Text:

========================================================================

Cryptocurrency Liquidity can be defined as the process by which an asset is converted into fiat currency based on demand. If you are not satisfied with this definition than liquidity can also be defined as an asset bought or sold on the open market when the price is relatively affordable.
In light of the above, discounts or even premiums cannot be attached to an asset in the process of buying or selling it. What this means is that entry and exit is possible at any point within the transaction.
The issue of liquidity is not unusual when selling an asset. There is no basis of comparison between liquid and illiquid markets. Liquid markets are deeper, meaning that traders may find it difficult to exit the market.
For instance, Bitcoin is known to have experienced exponential growth since its inception over 9 years ago. In 2009, market analysis showed that Bitcoin was just 50 units. However, the volume of Bitcoin in circulation is presently well over 13,000,000 units. Cryptocurrencies are fraught with the issue of illiquidity.
What Impacts Liquidity?
- Regulations: Government regulations have seriously affected cryptocurrency. Some countries have outlawed the use of cryptocurrency, while others have passed laws to support its usage. That’s not all: some countries are indifferent towards the usage of cryptocurrency. Government regulations across the world will continue to affect cryptocurrency liquidity.

========================================================================

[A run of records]

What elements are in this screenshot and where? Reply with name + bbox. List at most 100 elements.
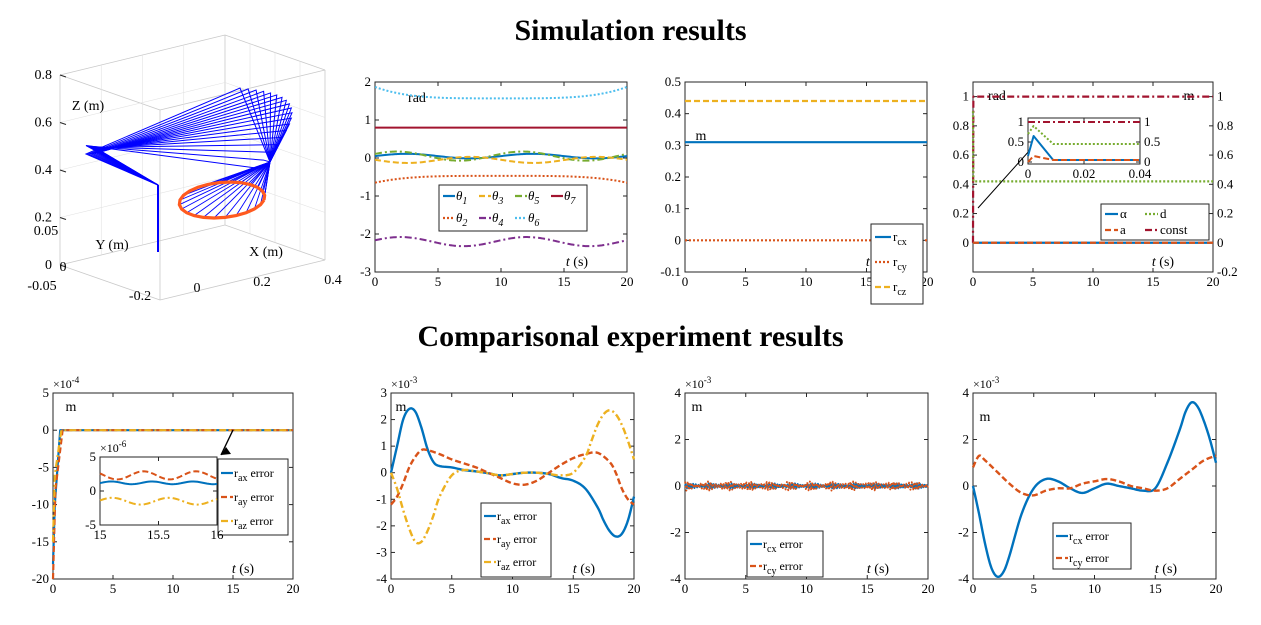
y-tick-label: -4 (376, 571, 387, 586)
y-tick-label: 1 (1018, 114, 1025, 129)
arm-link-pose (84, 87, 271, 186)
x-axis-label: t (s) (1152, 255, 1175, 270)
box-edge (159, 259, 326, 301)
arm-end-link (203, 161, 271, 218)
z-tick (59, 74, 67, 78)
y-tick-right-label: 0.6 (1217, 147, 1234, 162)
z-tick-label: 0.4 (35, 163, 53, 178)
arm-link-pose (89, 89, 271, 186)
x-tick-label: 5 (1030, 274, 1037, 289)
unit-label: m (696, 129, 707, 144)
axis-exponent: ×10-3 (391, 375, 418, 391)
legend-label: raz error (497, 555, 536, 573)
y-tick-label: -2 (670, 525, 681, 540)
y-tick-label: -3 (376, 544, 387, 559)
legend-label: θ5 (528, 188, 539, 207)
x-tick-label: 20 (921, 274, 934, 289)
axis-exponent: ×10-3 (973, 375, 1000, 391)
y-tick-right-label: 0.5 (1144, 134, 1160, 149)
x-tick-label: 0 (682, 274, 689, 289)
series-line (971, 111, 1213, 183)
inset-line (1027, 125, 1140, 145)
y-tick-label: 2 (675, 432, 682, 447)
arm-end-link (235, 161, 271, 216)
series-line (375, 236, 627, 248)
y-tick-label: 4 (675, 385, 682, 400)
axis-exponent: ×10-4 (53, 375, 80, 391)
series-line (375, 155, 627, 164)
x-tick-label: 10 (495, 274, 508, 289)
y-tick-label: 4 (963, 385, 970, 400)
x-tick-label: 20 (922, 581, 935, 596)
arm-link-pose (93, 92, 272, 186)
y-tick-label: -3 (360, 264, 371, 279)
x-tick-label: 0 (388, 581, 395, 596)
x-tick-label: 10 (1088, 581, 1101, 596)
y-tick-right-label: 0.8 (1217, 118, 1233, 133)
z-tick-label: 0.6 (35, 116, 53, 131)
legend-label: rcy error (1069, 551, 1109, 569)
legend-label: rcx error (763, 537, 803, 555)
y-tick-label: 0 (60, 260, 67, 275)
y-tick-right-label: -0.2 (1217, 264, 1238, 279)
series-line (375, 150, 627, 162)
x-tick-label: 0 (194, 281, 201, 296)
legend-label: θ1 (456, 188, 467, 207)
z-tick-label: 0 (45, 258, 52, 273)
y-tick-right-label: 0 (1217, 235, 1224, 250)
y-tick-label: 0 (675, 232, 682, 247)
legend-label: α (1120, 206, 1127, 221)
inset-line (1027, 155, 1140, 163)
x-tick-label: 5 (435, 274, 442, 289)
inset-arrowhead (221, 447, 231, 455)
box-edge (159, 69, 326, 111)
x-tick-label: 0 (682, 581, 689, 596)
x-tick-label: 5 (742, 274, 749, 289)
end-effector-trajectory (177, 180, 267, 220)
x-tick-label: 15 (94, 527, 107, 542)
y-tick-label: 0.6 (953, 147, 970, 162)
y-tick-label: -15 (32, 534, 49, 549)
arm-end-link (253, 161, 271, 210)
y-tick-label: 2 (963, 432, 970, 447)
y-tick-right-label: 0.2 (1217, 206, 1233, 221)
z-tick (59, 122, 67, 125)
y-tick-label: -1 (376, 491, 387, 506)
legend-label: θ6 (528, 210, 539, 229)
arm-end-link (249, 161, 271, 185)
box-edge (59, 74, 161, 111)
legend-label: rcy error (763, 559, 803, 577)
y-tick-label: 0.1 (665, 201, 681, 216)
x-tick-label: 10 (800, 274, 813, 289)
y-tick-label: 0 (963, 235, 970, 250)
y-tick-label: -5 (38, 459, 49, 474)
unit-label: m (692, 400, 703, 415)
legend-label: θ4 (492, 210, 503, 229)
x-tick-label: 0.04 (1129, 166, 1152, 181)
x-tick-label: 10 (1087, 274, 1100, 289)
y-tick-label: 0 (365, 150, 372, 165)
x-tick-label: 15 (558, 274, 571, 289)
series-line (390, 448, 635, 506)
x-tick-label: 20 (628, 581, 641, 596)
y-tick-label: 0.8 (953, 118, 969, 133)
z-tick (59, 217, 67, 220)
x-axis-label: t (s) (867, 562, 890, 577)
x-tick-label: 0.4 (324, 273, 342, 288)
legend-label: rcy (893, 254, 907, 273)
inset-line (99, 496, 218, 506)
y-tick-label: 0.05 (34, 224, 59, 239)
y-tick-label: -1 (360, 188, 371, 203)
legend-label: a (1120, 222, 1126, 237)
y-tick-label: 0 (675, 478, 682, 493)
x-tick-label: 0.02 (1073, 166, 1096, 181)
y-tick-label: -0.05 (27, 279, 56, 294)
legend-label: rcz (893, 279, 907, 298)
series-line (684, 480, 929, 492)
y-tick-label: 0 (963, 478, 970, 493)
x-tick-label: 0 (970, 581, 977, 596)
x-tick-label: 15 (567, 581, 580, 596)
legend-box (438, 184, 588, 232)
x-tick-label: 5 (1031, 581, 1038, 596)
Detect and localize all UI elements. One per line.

========================================================================

Complete the following:
A – Recast the listing, starting at the line containing "y-tick-label: -4 (376, 571, 387, 586)" and ending at the line containing "unit-label: m (696, 129, 707, 144)", as a JSON list of strings with one string per line.
B – Continue the text on cryptocurrency liquidity from the point where it stops.
The text and the listing are unrelated to each other.

Task answers:
A –
[
  "y-tick-label: -4 (376, 571, 387, 586)",
  "y-tick-label: 1 (1018, 114, 1025, 129)",
  "arm-link-pose (84, 87, 271, 186)",
  "x-axis-label: t (s) (1152, 255, 1175, 270)",
  "box-edge (159, 259, 326, 301)",
  "arm-end-link (203, 161, 271, 218)",
  "z-tick (59, 74, 67, 78)",
  "y-tick-right-label: 0.6 (1217, 147, 1234, 162)",
  "z-tick-label: 0.4 (35, 163, 53, 178)",
  "arm-link-pose (89, 89, 271, 186)",
  "x-tick-label: 5 (1030, 274, 1037, 289)",
  "unit-label: m (696, 129, 707, 144)"
]

B –
- Exchanges: Due to the rising number of cryptocurrency exchanges, the number of people trading cryptocurrency has also increased significantly, leading to a surge in the frequency and volume of trading and allowing for increased liquidity
- Awareness: Some people do not know about cryptocurrency and how it works. However, there are still a lot of investors, buyers, and sellers that are benefiting from cryptocurrency. Lack of awareness among investors, corporations and government institutions has limited its overall acceptance.
- Acceptance: The acceptance of cryptocurrencies has largely contributed to an increase in its usage and stability. Cryptocurrencies are now being used as a means of payment accepted by online platforms and brick-and-mortar merchants. As a currency is used more and more to make payments, the currency becomes more liquid.
So How Does One Enable Liquidity?
Having identified the issue of liquidity as it relates to cryptocurrency, the next question is how to technically address this issue. Below, we will take a critical look at the solution provided by Bancor with regards to addressing this issue of liquidity facing cryptocurrencies and other currencies such as community currency and conventional tokens. Going with Bancor, liquidity can be tackled with the use of Smart Tokens.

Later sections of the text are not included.